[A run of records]
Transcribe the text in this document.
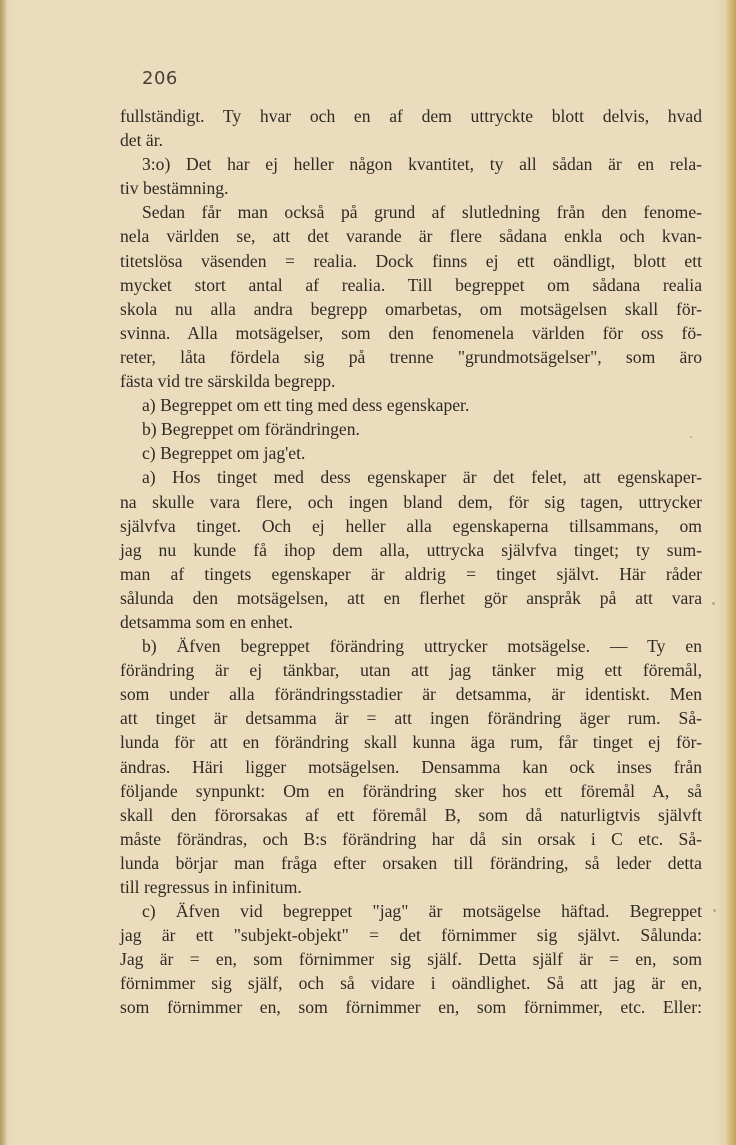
206
fullständigt. Ty hvar och en af dem uttryckte blott delvis, hvad
det är.
3:o) Det har ej heller någon kvantitet, ty all sådan är en rela-
tiv bestämning.
Sedan får man också på grund af slutledning från den fenome-
nela världen se, att det varande är flere sådana enkla och kvan-
titetslösa väsenden = realia. Dock finns ej ett oändligt, blott ett
mycket stort antal af realia. Till begreppet om sådana realia
skola nu alla andra begrepp omarbetas, om motsägelsen skall för-
svinna. Alla motsägelser, som den fenomenela världen för oss fö-
reter, låta fördela sig på trenne "grundmotsägelser", som äro
fästa vid tre särskilda begrepp.
a) Begreppet om ett ting med dess egenskaper.
b) Begreppet om förändringen.
c) Begreppet om jag'et.
a) Hos tinget med dess egenskaper är det felet, att egenskaper-
na skulle vara flere, och ingen bland dem, för sig tagen, uttrycker
självfva tinget. Och ej heller alla egenskaperna tillsammans, om
jag nu kunde få ihop dem alla, uttrycka självfva tinget; ty sum-
man af tingets egenskaper är aldrig = tinget självt. Här råder
sålunda den motsägelsen, att en flerhet gör anspråk på att vara
detsamma som en enhet.
b) Äfven begreppet förändring uttrycker motsägelse. — Ty en
förändring är ej tänkbar, utan att jag tänker mig ett föremål,
som under alla förändringsstadier är detsamma, är identiskt. Men
att tinget är detsamma är = att ingen förändring äger rum. Så-
lunda för att en förändring skall kunna äga rum, får tinget ej för-
ändras. Häri ligger motsägelsen. Densamma kan ock inses från
följande synpunkt: Om en förändring sker hos ett föremål A, så
skall den förorsakas af ett föremål B, som då naturligtvis självft
måste förändras, och B:s förändring har då sin orsak i C etc. Så-
lunda börjar man fråga efter orsaken till förändring, så leder detta
till regressus in infinitum.
c) Äfven vid begreppet "jag" är motsägelse häftad. Begreppet
jag är ett "subjekt-objekt" = det förnimmer sig självt. Sålunda:
Jag är = en, som förnimmer sig själf. Detta själf är = en, som
förnimmer sig själf, och så vidare i oändlighet. Så att jag är en,
som förnimmer en, som förnimmer en, som förnimmer, etc. Eller:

What you are asked to do. Leave out the pictures, and give all the records again exactly.

Solution to the exercise.
Transcribe the text in this document.
206
fullständigt. Ty hvar och en af dem uttryckte blott delvis, hvad
det är.
3:o) Det har ej heller någon kvantitet, ty all sådan är en rela-
tiv bestämning.
Sedan får man också på grund af slutledning från den fenome-
nela världen se, att det varande är flere sådana enkla och kvan-
titetslösa väsenden = realia. Dock finns ej ett oändligt, blott ett
mycket stort antal af realia. Till begreppet om sådana realia
skola nu alla andra begrepp omarbetas, om motsägelsen skall för-
svinna. Alla motsägelser, som den fenomenela världen för oss fö-
reter, låta fördela sig på trenne "grundmotsägelser", som äro
fästa vid tre särskilda begrepp.
a) Begreppet om ett ting med dess egenskaper.
b) Begreppet om förändringen.
c) Begreppet om jag'et.
a) Hos tinget med dess egenskaper är det felet, att egenskaper-
na skulle vara flere, och ingen bland dem, för sig tagen, uttrycker
självfva tinget. Och ej heller alla egenskaperna tillsammans, om
jag nu kunde få ihop dem alla, uttrycka självfva tinget; ty sum-
man af tingets egenskaper är aldrig = tinget självt. Här råder
sålunda den motsägelsen, att en flerhet gör anspråk på att vara
detsamma som en enhet.
b) Äfven begreppet förändring uttrycker motsägelse. — Ty en
förändring är ej tänkbar, utan att jag tänker mig ett föremål,
som under alla förändringsstadier är detsamma, är identiskt. Men
att tinget är detsamma är = att ingen förändring äger rum. Så-
lunda för att en förändring skall kunna äga rum, får tinget ej för-
ändras. Häri ligger motsägelsen. Densamma kan ock inses från
följande synpunkt: Om en förändring sker hos ett föremål A, så
skall den förorsakas af ett föremål B, som då naturligtvis självft
måste förändras, och B:s förändring har då sin orsak i C etc. Så-
lunda börjar man fråga efter orsaken till förändring, så leder detta
till regressus in infinitum.
c) Äfven vid begreppet "jag" är motsägelse häftad. Begreppet
jag är ett "subjekt-objekt" = det förnimmer sig självt. Sålunda:
Jag är = en, som förnimmer sig själf. Detta själf är = en, som
förnimmer sig själf, och så vidare i oändlighet. Så att jag är en,
som förnimmer en, som förnimmer en, som förnimmer, etc. Eller:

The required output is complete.